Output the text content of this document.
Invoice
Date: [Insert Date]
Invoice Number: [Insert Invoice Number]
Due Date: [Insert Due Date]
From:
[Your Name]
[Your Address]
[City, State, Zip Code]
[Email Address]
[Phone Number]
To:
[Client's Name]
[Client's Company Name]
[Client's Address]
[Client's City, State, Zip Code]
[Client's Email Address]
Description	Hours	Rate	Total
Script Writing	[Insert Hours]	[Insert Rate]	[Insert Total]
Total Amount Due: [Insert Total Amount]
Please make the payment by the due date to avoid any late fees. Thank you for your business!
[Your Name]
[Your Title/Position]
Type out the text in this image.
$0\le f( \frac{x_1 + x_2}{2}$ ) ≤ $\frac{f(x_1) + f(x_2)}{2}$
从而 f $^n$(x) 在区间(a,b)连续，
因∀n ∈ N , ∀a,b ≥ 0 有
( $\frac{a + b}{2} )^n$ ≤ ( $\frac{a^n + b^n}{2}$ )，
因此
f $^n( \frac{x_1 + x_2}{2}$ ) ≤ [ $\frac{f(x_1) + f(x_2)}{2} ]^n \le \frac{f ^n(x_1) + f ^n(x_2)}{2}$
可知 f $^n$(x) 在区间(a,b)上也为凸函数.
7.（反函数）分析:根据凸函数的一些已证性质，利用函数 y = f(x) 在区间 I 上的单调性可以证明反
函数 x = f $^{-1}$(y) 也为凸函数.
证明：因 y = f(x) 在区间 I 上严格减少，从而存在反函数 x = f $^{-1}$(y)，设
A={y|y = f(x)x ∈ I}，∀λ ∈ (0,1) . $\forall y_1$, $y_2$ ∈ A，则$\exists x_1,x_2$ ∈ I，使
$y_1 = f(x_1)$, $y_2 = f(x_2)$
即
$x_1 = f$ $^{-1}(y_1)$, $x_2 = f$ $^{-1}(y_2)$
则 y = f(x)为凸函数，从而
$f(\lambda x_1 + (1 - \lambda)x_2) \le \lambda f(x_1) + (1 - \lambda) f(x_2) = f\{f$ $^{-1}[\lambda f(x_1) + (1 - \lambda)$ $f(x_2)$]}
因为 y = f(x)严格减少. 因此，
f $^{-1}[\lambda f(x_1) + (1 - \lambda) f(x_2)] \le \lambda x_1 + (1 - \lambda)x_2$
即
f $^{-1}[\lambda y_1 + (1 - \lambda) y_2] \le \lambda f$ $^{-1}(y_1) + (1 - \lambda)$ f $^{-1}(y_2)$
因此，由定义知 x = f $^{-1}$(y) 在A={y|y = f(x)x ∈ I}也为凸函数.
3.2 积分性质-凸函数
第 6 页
-=-=-
What needs to be done → Repeat the listing in full, keeping every line exactly as it is.

Final result →
Output the text content of this document.
Invoice
Date: [Insert Date]
Invoice Number: [Insert Invoice Number]
Due Date: [Insert Due Date]
From:
[Your Name]
[Your Address]
[City, State, Zip Code]
[Email Address]
[Phone Number]
To:
[Client's Name]
[Client's Company Name]
[Client's Address]
[Client's City, State, Zip Code]
[Client's Email Address]
Description	Hours	Rate	Total
Script Writing	[Insert Hours]	[Insert Rate]	[Insert Total]
Total Amount Due: [Insert Total Amount]
Please make the payment by the due date to avoid any late fees. Thank you for your business!
[Your Name]
[Your Title/Position]
Type out the text in this image.
$0\le f( \frac{x_1 + x_2}{2}$ ) ≤ $\frac{f(x_1) + f(x_2)}{2}$
从而 f $^n$(x) 在区间(a,b)连续，
因∀n ∈ N , ∀a,b ≥ 0 有
( $\frac{a + b}{2} )^n$ ≤ ( $\frac{a^n + b^n}{2}$ )，
因此
f $^n( \frac{x_1 + x_2}{2}$ ) ≤ [ $\frac{f(x_1) + f(x_2)}{2} ]^n \le \frac{f ^n(x_1) + f ^n(x_2)}{2}$
可知 f $^n$(x) 在区间(a,b)上也为凸函数.
7.（反函数）分析:根据凸函数的一些已证性质，利用函数 y = f(x) 在区间 I 上的单调性可以证明反
函数 x = f $^{-1}$(y) 也为凸函数.
证明：因 y = f(x) 在区间 I 上严格减少，从而存在反函数 x = f $^{-1}$(y)，设
A={y|y = f(x)x ∈ I}，∀λ ∈ (0,1) . $\forall y_1$, $y_2$ ∈ A，则$\exists x_1,x_2$ ∈ I，使
$y_1 = f(x_1)$, $y_2 = f(x_2)$
即
$x_1 = f$ $^{-1}(y_1)$, $x_2 = f$ $^{-1}(y_2)$
则 y = f(x)为凸函数，从而
$f(\lambda x_1 + (1 - \lambda)x_2) \le \lambda f(x_1) + (1 - \lambda) f(x_2) = f\{f$ $^{-1}[\lambda f(x_1) + (1 - \lambda)$ $f(x_2)$]}
因为 y = f(x)严格减少. 因此，
f $^{-1}[\lambda f(x_1) + (1 - \lambda) f(x_2)] \le \lambda x_1 + (1 - \lambda)x_2$
即
f $^{-1}[\lambda y_1 + (1 - \lambda) y_2] \le \lambda f$ $^{-1}(y_1) + (1 - \lambda)$ f $^{-1}(y_2)$
因此，由定义知 x = f $^{-1}$(y) 在A={y|y = f(x)x ∈ I}也为凸函数.
3.2 积分性质-凸函数
第 6 页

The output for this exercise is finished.